WRITTEN PROBLEM
Copy every line of the data that contains the string "against".

%%

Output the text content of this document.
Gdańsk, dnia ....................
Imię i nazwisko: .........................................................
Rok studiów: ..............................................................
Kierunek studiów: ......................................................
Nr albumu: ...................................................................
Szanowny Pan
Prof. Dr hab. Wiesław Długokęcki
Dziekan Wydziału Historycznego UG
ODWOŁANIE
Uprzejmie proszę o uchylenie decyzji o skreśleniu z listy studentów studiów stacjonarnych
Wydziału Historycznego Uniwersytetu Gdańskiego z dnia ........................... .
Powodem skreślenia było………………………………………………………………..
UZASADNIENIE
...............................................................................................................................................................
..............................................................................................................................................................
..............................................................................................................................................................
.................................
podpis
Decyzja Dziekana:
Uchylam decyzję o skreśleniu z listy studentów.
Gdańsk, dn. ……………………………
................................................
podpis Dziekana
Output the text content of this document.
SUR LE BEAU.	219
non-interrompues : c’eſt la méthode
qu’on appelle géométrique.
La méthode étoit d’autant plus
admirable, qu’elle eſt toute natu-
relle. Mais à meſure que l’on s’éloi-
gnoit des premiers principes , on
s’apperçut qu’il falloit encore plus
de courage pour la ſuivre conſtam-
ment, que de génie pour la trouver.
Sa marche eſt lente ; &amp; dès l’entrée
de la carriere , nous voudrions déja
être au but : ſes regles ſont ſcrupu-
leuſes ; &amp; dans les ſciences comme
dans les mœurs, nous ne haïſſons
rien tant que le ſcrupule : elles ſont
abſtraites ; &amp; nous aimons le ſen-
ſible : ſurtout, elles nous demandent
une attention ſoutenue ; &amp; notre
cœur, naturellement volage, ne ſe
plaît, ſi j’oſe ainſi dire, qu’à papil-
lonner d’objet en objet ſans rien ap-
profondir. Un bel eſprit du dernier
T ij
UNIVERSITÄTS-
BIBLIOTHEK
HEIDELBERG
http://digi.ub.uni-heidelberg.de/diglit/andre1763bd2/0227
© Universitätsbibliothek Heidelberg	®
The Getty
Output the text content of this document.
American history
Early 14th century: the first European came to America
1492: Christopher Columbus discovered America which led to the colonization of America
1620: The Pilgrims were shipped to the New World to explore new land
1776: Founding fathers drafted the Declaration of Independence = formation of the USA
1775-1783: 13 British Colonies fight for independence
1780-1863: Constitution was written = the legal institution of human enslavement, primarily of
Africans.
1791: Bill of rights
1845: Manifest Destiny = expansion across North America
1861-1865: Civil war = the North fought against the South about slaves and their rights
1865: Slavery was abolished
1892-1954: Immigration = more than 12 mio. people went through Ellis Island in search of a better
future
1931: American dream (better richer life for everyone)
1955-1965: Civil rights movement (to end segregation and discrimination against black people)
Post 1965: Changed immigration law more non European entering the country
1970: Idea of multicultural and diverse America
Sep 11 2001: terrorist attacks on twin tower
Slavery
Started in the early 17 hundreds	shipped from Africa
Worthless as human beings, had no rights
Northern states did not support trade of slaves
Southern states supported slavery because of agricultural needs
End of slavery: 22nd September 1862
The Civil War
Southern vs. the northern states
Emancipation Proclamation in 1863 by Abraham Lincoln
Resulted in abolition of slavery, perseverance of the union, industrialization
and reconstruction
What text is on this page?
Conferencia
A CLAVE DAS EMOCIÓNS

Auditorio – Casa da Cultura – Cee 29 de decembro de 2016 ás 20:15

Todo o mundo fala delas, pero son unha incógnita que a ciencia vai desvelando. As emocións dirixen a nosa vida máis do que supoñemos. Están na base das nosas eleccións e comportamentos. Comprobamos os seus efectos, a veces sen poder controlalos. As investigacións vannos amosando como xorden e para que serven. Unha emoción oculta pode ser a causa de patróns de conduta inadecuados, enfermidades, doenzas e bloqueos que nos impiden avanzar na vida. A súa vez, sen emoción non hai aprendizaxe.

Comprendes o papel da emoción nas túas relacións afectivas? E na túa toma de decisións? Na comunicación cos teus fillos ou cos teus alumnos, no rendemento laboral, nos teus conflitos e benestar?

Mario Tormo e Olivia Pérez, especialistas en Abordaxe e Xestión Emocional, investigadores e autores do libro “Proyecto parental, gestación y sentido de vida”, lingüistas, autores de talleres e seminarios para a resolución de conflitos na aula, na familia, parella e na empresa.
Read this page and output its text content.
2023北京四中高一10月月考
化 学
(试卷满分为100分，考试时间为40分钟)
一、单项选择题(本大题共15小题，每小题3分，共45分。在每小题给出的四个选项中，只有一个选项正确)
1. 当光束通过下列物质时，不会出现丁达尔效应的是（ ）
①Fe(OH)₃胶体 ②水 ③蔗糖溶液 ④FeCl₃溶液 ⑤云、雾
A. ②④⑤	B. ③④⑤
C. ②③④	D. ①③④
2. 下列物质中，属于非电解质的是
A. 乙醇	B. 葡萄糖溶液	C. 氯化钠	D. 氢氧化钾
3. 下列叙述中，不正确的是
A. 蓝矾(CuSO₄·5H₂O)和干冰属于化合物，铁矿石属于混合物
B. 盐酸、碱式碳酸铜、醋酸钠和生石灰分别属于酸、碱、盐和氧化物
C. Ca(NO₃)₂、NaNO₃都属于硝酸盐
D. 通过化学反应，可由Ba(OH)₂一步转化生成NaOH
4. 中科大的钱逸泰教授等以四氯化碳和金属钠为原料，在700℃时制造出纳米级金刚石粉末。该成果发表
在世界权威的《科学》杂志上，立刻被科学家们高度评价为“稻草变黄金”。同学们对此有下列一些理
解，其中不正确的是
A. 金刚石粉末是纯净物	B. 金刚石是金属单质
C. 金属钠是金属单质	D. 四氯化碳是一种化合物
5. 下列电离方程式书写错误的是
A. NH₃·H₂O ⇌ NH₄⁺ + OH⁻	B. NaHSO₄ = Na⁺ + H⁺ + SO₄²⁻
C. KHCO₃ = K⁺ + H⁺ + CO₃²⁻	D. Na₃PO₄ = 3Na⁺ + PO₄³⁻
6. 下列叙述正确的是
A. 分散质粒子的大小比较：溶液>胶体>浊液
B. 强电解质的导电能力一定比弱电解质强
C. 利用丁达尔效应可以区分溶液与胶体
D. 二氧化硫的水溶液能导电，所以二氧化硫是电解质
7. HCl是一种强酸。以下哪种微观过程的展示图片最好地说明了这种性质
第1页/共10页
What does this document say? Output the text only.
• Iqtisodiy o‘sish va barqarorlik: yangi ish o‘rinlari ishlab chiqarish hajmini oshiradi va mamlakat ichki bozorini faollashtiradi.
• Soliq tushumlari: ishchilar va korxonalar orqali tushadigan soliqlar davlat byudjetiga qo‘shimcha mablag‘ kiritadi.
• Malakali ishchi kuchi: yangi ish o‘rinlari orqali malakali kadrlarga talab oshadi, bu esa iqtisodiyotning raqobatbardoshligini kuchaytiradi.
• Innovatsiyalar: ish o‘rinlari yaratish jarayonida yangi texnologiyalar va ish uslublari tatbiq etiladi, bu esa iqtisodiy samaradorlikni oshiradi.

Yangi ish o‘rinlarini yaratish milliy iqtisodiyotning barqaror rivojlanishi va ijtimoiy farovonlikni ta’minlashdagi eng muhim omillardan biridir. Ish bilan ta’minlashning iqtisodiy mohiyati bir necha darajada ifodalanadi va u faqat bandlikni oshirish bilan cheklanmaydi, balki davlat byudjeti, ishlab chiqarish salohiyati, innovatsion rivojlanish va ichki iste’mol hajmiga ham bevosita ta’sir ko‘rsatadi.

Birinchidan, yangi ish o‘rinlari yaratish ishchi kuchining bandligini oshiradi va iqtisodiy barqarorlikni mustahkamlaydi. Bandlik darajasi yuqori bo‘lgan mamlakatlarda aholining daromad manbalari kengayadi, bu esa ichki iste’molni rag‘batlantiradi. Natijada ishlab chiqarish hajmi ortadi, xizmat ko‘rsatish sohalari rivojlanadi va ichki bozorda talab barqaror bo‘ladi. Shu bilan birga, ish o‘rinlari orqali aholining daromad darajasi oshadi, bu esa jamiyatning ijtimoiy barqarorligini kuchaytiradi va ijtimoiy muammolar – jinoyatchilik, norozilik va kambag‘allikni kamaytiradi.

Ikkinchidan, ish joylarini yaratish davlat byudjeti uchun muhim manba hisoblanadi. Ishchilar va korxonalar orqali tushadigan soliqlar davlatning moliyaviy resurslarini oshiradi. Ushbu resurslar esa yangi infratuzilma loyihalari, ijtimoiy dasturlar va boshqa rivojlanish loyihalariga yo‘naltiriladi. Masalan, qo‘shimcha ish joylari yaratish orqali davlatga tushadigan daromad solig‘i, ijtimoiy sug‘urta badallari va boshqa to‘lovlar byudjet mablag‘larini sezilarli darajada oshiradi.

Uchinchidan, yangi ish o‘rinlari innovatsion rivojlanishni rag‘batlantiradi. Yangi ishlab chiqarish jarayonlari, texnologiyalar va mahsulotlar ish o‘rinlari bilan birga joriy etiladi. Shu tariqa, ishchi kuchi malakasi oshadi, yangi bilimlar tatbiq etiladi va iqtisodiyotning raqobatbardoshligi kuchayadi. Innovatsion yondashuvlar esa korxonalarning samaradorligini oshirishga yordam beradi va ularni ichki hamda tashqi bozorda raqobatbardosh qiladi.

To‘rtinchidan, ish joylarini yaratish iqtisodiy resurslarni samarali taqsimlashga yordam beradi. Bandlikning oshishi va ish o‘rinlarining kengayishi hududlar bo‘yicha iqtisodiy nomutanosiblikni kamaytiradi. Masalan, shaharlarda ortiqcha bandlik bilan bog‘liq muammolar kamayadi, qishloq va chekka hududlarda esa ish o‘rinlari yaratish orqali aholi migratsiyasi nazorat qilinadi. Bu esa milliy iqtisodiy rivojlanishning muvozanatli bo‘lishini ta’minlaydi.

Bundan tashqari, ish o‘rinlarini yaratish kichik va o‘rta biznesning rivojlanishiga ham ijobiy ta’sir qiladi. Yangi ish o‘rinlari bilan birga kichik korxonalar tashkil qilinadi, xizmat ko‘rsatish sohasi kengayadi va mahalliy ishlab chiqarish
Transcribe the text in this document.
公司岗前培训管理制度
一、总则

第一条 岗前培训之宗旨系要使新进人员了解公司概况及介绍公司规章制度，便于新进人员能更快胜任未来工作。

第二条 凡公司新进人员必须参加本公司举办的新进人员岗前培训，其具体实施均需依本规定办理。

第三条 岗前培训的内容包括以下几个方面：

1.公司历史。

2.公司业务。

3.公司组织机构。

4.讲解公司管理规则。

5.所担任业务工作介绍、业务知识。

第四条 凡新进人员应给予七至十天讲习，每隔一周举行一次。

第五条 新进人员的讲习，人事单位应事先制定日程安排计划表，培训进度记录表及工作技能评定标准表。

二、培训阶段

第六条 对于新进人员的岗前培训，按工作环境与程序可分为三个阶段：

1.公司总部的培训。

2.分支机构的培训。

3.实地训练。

%%

WORKED ANSWER
1861-1865: Civil war = the North fought against the South about slaves and their rights
1955-1965: Civil rights movement (to end segregation and discrimination against black people)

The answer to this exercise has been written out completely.